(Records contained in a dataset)
######

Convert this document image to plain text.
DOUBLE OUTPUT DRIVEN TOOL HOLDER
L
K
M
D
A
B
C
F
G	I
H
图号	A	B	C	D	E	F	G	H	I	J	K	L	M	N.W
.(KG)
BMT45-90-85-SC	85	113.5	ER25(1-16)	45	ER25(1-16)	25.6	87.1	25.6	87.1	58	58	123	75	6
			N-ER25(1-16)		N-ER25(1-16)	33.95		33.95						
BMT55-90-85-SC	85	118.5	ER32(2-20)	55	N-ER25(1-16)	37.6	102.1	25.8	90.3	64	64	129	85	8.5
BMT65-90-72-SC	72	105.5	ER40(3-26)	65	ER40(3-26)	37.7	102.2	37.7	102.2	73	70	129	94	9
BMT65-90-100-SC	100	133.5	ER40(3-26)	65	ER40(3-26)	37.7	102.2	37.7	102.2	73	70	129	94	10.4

######

What is needed = Repeat each of the entries above precisely as given.

Output below =
Convert this document image to plain text.
DOUBLE OUTPUT DRIVEN TOOL HOLDER
L
K
M
D
A
B
C
F
G	I
H
图号	A	B	C	D	E	F	G	H	I	J	K	L	M	N.W
.(KG)
BMT45-90-85-SC	85	113.5	ER25(1-16)	45	ER25(1-16)	25.6	87.1	25.6	87.1	58	58	123	75	6
			N-ER25(1-16)		N-ER25(1-16)	33.95		33.95						
BMT55-90-85-SC	85	118.5	ER32(2-20)	55	N-ER25(1-16)	37.6	102.1	25.8	90.3	64	64	129	85	8.5
BMT65-90-72-SC	72	105.5	ER40(3-26)	65	ER40(3-26)	37.7	102.2	37.7	102.2	73	70	129	94	9
BMT65-90-100-SC	100	133.5	ER40(3-26)	65	ER40(3-26)	37.7	102.2	37.7	102.2	73	70	129	94	10.4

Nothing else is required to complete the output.